>>
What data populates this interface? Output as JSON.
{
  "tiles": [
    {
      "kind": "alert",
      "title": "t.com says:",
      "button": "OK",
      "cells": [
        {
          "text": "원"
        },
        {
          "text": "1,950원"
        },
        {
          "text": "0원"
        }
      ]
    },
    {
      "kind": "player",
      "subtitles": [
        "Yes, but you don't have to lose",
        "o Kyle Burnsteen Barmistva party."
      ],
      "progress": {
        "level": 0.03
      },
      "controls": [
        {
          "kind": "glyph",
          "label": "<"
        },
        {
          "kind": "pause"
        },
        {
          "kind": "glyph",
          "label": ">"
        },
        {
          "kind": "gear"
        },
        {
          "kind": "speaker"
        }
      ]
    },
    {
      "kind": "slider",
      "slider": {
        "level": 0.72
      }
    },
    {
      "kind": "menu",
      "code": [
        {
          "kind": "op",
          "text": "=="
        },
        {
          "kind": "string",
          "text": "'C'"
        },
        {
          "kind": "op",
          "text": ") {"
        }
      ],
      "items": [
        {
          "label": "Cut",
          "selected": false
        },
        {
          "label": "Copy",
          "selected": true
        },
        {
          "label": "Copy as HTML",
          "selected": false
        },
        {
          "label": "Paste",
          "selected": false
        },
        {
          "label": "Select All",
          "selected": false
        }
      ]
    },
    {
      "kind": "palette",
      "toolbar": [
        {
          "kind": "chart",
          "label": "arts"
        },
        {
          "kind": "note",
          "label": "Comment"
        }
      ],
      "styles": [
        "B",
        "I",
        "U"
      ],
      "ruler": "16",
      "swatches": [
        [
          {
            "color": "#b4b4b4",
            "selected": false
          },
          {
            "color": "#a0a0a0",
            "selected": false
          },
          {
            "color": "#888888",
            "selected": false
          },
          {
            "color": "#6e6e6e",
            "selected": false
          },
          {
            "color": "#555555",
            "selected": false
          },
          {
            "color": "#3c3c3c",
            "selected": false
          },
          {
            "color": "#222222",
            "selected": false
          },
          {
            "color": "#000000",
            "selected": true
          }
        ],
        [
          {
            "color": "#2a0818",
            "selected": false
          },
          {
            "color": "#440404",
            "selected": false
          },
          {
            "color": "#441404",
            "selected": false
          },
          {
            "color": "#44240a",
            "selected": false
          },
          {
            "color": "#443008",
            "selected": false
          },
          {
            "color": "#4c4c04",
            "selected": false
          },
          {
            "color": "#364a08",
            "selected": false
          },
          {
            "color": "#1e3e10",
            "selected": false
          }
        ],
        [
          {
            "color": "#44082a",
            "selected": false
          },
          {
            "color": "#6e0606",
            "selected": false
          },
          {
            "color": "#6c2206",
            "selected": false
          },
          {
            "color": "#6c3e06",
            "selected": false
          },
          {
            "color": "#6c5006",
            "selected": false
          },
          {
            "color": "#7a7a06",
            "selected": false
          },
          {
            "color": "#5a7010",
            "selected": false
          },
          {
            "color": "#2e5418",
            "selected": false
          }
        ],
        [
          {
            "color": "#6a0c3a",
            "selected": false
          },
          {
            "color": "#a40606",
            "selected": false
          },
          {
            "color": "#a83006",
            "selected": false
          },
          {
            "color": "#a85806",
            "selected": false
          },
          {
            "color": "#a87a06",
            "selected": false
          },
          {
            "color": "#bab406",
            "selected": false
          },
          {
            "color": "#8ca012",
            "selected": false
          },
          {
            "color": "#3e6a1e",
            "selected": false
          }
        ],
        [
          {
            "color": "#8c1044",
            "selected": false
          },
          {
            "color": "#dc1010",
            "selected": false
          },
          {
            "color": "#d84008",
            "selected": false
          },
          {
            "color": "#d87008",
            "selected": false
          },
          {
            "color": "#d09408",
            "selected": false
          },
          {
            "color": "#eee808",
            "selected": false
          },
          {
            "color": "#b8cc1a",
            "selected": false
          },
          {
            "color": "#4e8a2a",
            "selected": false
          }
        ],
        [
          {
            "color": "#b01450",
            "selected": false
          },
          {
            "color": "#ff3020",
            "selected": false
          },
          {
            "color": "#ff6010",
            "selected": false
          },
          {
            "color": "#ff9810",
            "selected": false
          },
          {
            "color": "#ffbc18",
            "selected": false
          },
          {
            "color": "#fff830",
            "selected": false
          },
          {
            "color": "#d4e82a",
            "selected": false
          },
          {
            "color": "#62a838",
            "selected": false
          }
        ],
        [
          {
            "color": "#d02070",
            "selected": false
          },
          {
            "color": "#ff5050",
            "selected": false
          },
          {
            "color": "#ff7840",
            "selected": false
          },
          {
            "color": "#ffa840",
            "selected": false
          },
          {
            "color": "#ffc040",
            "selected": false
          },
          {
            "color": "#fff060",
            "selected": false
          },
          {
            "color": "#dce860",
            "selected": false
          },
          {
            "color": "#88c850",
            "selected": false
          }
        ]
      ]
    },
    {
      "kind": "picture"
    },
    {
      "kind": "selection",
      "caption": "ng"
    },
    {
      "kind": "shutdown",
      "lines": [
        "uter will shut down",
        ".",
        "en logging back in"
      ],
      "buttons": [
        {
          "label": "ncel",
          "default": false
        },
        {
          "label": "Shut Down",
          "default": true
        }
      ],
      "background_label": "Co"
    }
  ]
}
<<
■ Work to do:
Output the entries exactly.

■ Written reply:
What data populates this interface? Output as JSON.
{
  "tiles": [
    {
      "kind": "alert",
      "title": "t.com says:",
      "button": "OK",
      "cells": [
        {
          "text": "원"
        },
        {
          "text": "1,950원"
        },
        {
          "text": "0원"
        }
      ]
    },
    {
      "kind": "player",
      "subtitles": [
        "Yes, but you don't have to lose",
        "o Kyle Burnsteen Barmistva party."
      ],
      "progress": {
        "level": 0.03
      },
      "controls": [
        {
          "kind": "glyph",
          "label": "<"
        },
        {
          "kind": "pause"
        },
        {
          "kind": "glyph",
          "label": ">"
        },
        {
          "kind": "gear"
        },
        {
          "kind": "speaker"
        }
      ]
    },
    {
      "kind": "slider",
      "slider": {
        "level": 0.72
      }
    },
    {
      "kind": "menu",
      "code": [
        {
          "kind": "op",
          "text": "=="
        },
        {
          "kind": "string",
          "text": "'C'"
        },
        {
          "kind": "op",
          "text": ") {"
        }
      ],
      "items": [
        {
          "label": "Cut",
          "selected": false
        },
        {
          "label": "Copy",
          "selected": true
        },
        {
          "label": "Copy as HTML",
          "selected": false
        },
        {
          "label": "Paste",
          "selected": false
        },
        {
          "label": "Select All",
          "selected": false
        }
      ]
    },
    {
      "kind": "palette",
      "toolbar": [
        {
          "kind": "chart",
          "label": "arts"
        },
        {
          "kind": "note",
          "label": "Comment"
        }
      ],
      "styles": [
        "B",
        "I",
        "U"
      ],
      "ruler": "16",
      "swatches": [
        [
          {
            "color": "#b4b4b4",
            "selected": false
          },
          {
            "color": "#a0a0a0",
            "selected": false
          },
          {
            "color": "#888888",
            "selected": false
          },
          {
            "color": "#6e6e6e",
            "selected": false
          },
          {
            "color": "#555555",
            "selected": false
          },
          {
            "color": "#3c3c3c",
            "selected": false
          },
          {
            "color": "#222222",
            "selected": false
          },
          {
            "color": "#000000",
            "selected": true
          }
        ],
        [
          {
            "color": "#2a0818",
            "selected": false
          },
          {
            "color": "#440404",
            "selected": false
          },
          {
            "color": "#441404",
            "selected": false
          },
          {
            "color": "#44240a",
            "selected": false
          },
          {
            "color": "#443008",
            "selected": false
          },
          {
            "color": "#4c4c04",
            "selected": false
          },
          {
            "color": "#364a08",
            "selected": false
          },
          {
            "color": "#1e3e10",
            "selected": false
          }
        ],
        [
          {
            "color": "#44082a",
            "selected": false
          },
          {
            "color": "#6e0606",
            "selected": false
          },
          {
            "color": "#6c2206",
            "selected": false
          },
          {
            "color": "#6c3e06",
            "selected": false
          },
          {
            "color": "#6c5006",
            "selected": false
          },
          {
            "color": "#7a7a06",
            "selected": false
          },
          {
            "color": "#5a7010",
            "selected": false
          },
          {
            "color": "#2e5418",
            "selected": false
          }
        ],
        [
          {
            "color": "#6a0c3a",
            "selected": false
          },
          {
            "color": "#a40606",
            "selected": false
          },
          {
            "color": "#a83006",
            "selected": false
          },
          {
            "color": "#a85806",
            "selected": false
          },
          {
            "color": "#a87a06",
            "selected": false
          },
          {
            "color": "#bab406",
            "selected": false
          },
          {
            "color": "#8ca012",
            "selected": false
          },
          {
            "color": "#3e6a1e",
            "selected": false
          }
        ],
        [
          {
            "color": "#8c1044",
            "selected": false
          },
          {
            "color": "#dc1010",
            "selected": false
          },
          {
            "color": "#d84008",
            "selected": false
          },
          {
            "color": "#d87008",
            "selected": false
          },
          {
            "color": "#d09408",
            "selected": false
          },
          {
            "color": "#eee808",
            "selected": false
          },
          {
            "color": "#b8cc1a",
            "selected": false
          },
          {
            "color": "#4e8a2a",
            "selected": false
          }
        ],
        [
          {
            "color": "#b01450",
            "selected": false
          },
          {
            "color": "#ff3020",
            "selected": false
          },
          {
            "color": "#ff6010",
            "selected": false
          },
          {
            "color": "#ff9810",
            "selected": false
          },
          {
            "color": "#ffbc18",
            "selected": false
          },
          {
            "color": "#fff830",
            "selected": false
          },
          {
            "color": "#d4e82a",
            "selected": false
          },
          {
            "color": "#62a838",
            "selected": false
          }
        ],
        [
          {
            "color": "#d02070",
            "selected": false
          },
          {
            "color": "#ff5050",
            "selected": false
          },
          {
            "color": "#ff7840",
            "selected": false
          },
          {
            "color": "#ffa840",
            "selected": false
          },
          {
            "color": "#ffc040",
            "selected": false
          },
          {
            "color": "#fff060",
            "selected": false
          },
          {
            "color": "#dce860",
            "selected": false
          },
          {
            "color": "#88c850",
            "selected": false
          }
        ]
      ]
    },
    {
      "kind": "picture"
    },
    {
      "kind": "selection",
      "caption": "ng"
    },
    {
      "kind": "shutdown",
      "lines": [
        "uter will shut down",
        ".",
        "en logging back in"
      ],
      "buttons": [
        {
          "label": "ncel",
          "default": false
        },
        {
          "label": "Shut Down",
          "default": true
        }
      ],
      "background_label": "Co"
    }
  ]
}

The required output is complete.